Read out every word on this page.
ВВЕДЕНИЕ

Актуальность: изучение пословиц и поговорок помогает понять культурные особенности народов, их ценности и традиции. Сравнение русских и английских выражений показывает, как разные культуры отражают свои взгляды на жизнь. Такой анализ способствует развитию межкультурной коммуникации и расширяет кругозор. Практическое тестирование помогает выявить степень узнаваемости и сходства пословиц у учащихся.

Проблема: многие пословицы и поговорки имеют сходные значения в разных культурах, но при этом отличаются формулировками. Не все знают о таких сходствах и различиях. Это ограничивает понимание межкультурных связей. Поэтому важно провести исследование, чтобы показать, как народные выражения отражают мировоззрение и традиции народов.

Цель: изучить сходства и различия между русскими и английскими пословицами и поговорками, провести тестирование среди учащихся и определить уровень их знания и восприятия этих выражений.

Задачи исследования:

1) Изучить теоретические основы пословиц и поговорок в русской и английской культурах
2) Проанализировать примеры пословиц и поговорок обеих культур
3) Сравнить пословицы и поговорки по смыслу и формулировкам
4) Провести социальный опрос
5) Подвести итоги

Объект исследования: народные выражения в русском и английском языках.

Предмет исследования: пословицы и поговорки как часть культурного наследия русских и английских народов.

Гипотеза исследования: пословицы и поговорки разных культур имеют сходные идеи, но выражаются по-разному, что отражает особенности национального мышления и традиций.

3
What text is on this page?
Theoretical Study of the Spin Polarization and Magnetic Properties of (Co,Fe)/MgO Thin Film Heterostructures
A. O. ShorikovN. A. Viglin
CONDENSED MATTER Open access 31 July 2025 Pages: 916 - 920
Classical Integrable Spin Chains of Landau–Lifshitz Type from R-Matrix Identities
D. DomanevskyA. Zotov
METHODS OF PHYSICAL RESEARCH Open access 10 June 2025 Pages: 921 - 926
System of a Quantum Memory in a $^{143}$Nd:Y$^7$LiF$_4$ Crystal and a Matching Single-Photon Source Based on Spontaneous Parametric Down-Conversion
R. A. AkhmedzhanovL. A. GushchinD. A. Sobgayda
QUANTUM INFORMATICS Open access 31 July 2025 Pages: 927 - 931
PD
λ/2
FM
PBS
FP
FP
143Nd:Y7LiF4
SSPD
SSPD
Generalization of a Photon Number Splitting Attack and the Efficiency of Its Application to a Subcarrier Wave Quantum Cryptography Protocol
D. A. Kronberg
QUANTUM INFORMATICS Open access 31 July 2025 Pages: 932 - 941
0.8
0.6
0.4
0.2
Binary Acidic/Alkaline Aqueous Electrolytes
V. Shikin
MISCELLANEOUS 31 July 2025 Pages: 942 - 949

○ ○ ○ ○ ○

§ **Goal of the exercise**
Return the listing above in its exact form.

§ **Exercise answer**
Read out every word on this page.
ВВЕДЕНИЕ

Актуальность: изучение пословиц и поговорок помогает понять культурные особенности народов, их ценности и традиции. Сравнение русских и английских выражений показывает, как разные культуры отражают свои взгляды на жизнь. Такой анализ способствует развитию межкультурной коммуникации и расширяет кругозор. Практическое тестирование помогает выявить степень узнаваемости и сходства пословиц у учащихся.

Проблема: многие пословицы и поговорки имеют сходные значения в разных культурах, но при этом отличаются формулировками. Не все знают о таких сходствах и различиях. Это ограничивает понимание межкультурных связей. Поэтому важно провести исследование, чтобы показать, как народные выражения отражают мировоззрение и традиции народов.

Цель: изучить сходства и различия между русскими и английскими пословицами и поговорками, провести тестирование среди учащихся и определить уровень их знания и восприятия этих выражений.

Задачи исследования:

1) Изучить теоретические основы пословиц и поговорок в русской и английской культурах
2) Проанализировать примеры пословиц и поговорок обеих культур
3) Сравнить пословицы и поговорки по смыслу и формулировкам
4) Провести социальный опрос
5) Подвести итоги

Объект исследования: народные выражения в русском и английском языках.

Предмет исследования: пословицы и поговорки как часть культурного наследия русских и английских народов.

Гипотеза исследования: пословицы и поговорки разных культур имеют сходные идеи, но выражаются по-разному, что отражает особенности национального мышления и традиций.

3
What text is on this page?
Theoretical Study of the Spin Polarization and Magnetic Properties of (Co,Fe)/MgO Thin Film Heterostructures
A. O. ShorikovN. A. Viglin
CONDENSED MATTER Open access 31 July 2025 Pages: 916 - 920
Classical Integrable Spin Chains of Landau–Lifshitz Type from R-Matrix Identities
D. DomanevskyA. Zotov
METHODS OF PHYSICAL RESEARCH Open access 10 June 2025 Pages: 921 - 926
System of a Quantum Memory in a $^{143}$Nd:Y$^7$LiF$_4$ Crystal and a Matching Single-Photon Source Based on Spontaneous Parametric Down-Conversion
R. A. AkhmedzhanovL. A. GushchinD. A. Sobgayda
QUANTUM INFORMATICS Open access 31 July 2025 Pages: 927 - 931
PD
λ/2
FM
PBS
FP
FP
143Nd:Y7LiF4
SSPD
SSPD
Generalization of a Photon Number Splitting Attack and the Efficiency of Its Application to a Subcarrier Wave Quantum Cryptography Protocol
D. A. Kronberg
QUANTUM INFORMATICS Open access 31 July 2025 Pages: 932 - 941
0.8
0.6
0.4
0.2
Binary Acidic/Alkaline Aqueous Electrolytes
V. Shikin
MISCELLANEOUS 31 July 2025 Pages: 942 - 949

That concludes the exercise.